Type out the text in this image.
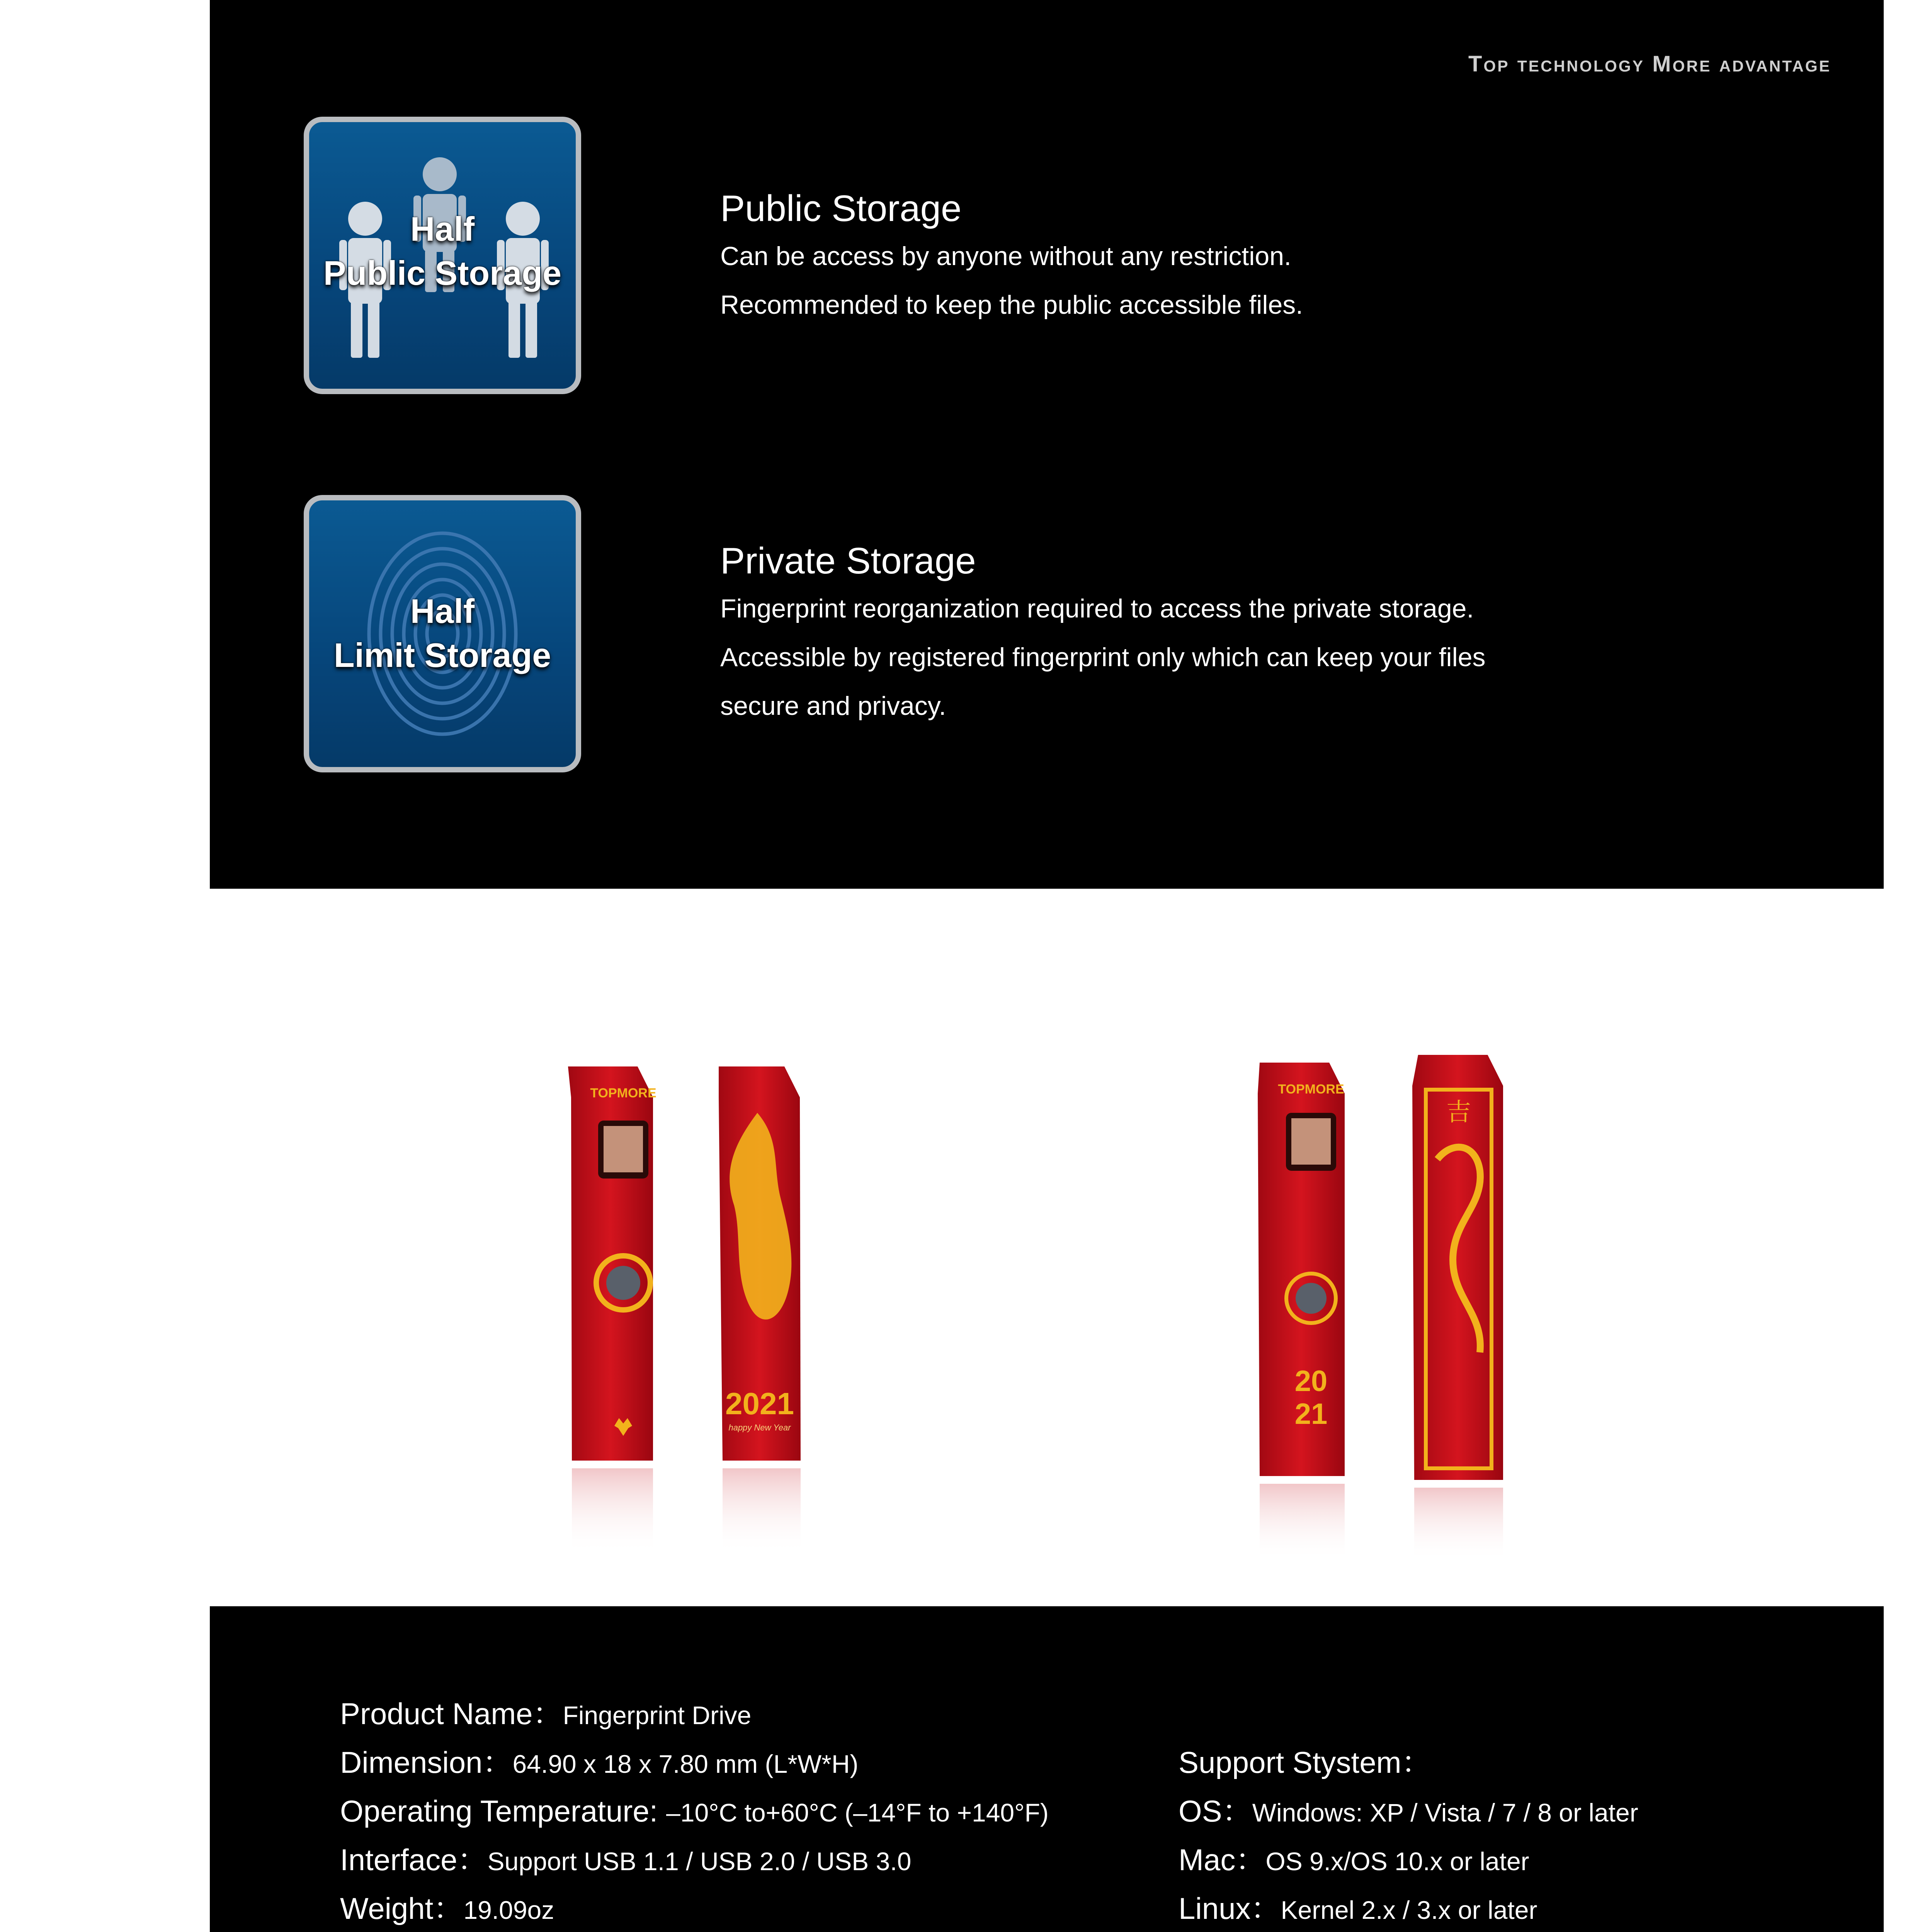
Top technology More advantage
Half
Public Storage
Public Storage

Can be access by anyone without any restriction.

Recommended to keep the public accessible files.

Half
Limit Storage
Private Storage

Fingerprint reorganization required to access the private storage.

Accessible by registered fingerprint only which can keep your files

secure and privacy.

TOPMORE
2021
happy New Year
TOPMORE
20
21
吉
Product Name：Fingerprint Drive
Dimension：64.90 x 18 x 7.80 mm (L*W*H)
Operating Temperature: –10°C to+60°C (–14°F to +140°F)
Interface：Support USB 1.1 / USB 2.0 / USB 3.0
Weight：19.09oz
Support Stystem：
OS：Windows: XP / Vista / 7 / 8 or later
Mac：OS 9.x/OS 10.x or later
Linux：Kernel 2.x / 3.x or later
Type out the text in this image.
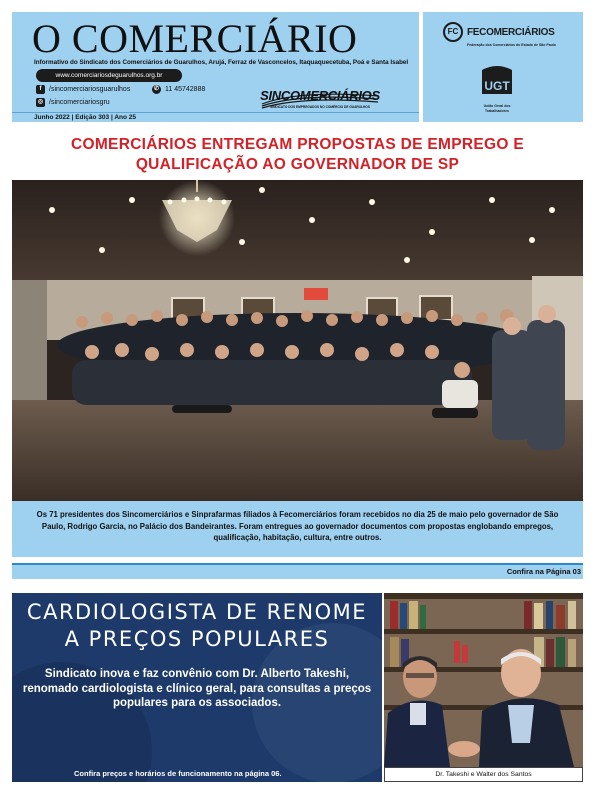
O COMERCIÁRIO
Informativo do Sindicato dos Comerciários de Guarulhos, Arujá, Ferraz de Vasconcelos, Itaquaquecetuba, Poá e Santa Isabel
www.comerciariosdeguarulhos.org.br
f	/sincomerciariosguarulhos	✆ 11 45742888
◎ /sincomerciariosgru	SINCOMERCIÁRIOS
SINDICATO DOS EMPREGADOS NO COMÉRCIO DE GUARULHOS
Junho 2022 | Edição 303 | Ano 25
FC FECOMERCIÁRIOS
Federação dos Comerciários do Estado de São Paulo
UGT
União Geral dos Trabalhadores
COMERCIÁRIOS ENTREGAM PROPOSTAS DE EMPREGO E QUALIFICAÇÃO AO GOVERNADOR DE SP

Os 71 presidentes dos Sincomerciários e Sinprafarmas filiados à Fecomerciários foram recebidos no dia 25 de maio pelo governador de São Paulo, Rodrigo Garcia, no Palácio dos Bandeirantes. Foram entregues ao governador documentos com propostas englobando empregos, qualificação, habitação, cultura, entre outros.

Confira na Página 03
CARDIOLOGISTA DE RENOME
A PREÇOS POPULARES
Sindicato inova e faz convênio com Dr. Alberto Takeshi, renomado cardiologista e clínico geral, para consultas a preços populares para os associados.
Confira preços e horários de funcionamento na página 06.	Dr. Takeshi e Walter dos Santos
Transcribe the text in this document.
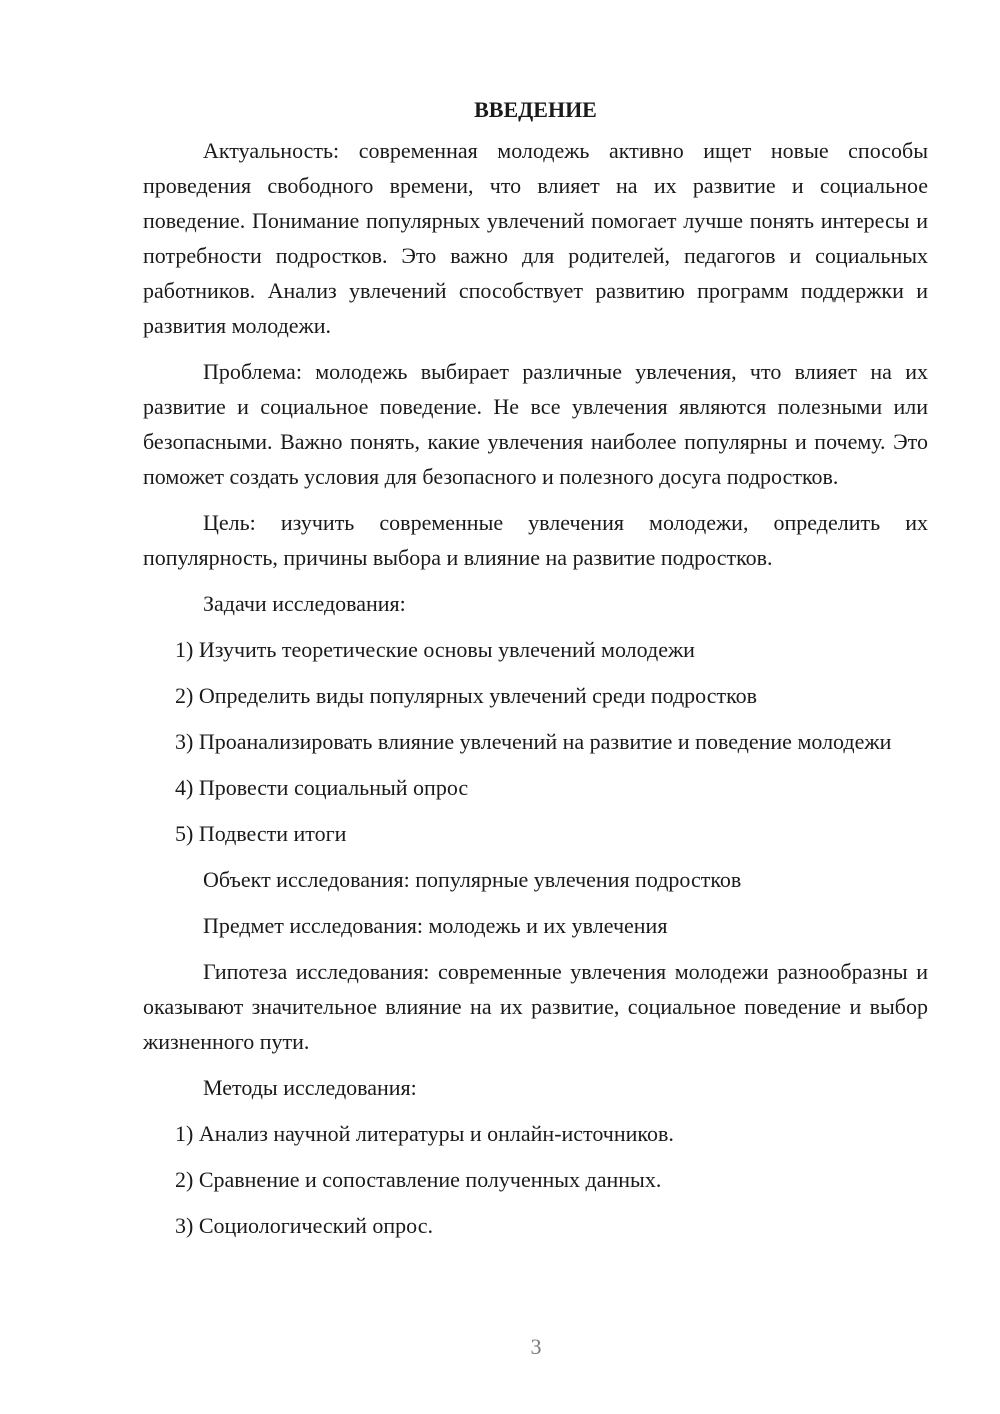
ВВЕДЕНИЕ

Актуальность: современная молодежь активно ищет новые способы проведения свободного времени, что влияет на их развитие и социальное поведение. Понимание популярных увлечений помогает лучше понять интересы и потребности подростков. Это важно для родителей, педагогов и социальных работников. Анализ увлечений способствует развитию программ поддержки и развития молодежи.

Проблема: молодежь выбирает различные увлечения, что влияет на их развитие и социальное поведение. Не все увлечения являются полезными или безопасными. Важно понять, какие увлечения наиболее популярны и почему. Это поможет создать условия для безопасного и полезного досуга подростков.

Цель: изучить современные увлечения молодежи, определить их популярность, причины выбора и влияние на развитие подростков.

Задачи исследования:

1) Изучить теоретические основы увлечений молодежи

2) Определить виды популярных увлечений среди подростков

3) Проанализировать влияние увлечений на развитие и поведение молодежи

4) Провести социальный опрос

5) Подвести итоги

Объект исследования: популярные увлечения подростков

Предмет исследования: молодежь и их увлечения

Гипотеза исследования: современные увлечения молодежи разнообразны и оказывают значительное влияние на их развитие, социальное поведение и выбор жизненного пути.

Методы исследования:

1) Анализ научной литературы и онлайн-источников.

2) Сравнение и сопоставление полученных данных.

3) Социологический опрос.

3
■ ■ ■ ■ ■ ■ ■
§ **Problem requirements**
Give only the number of lines in the material above that include the word "files".

§ **Task result**
2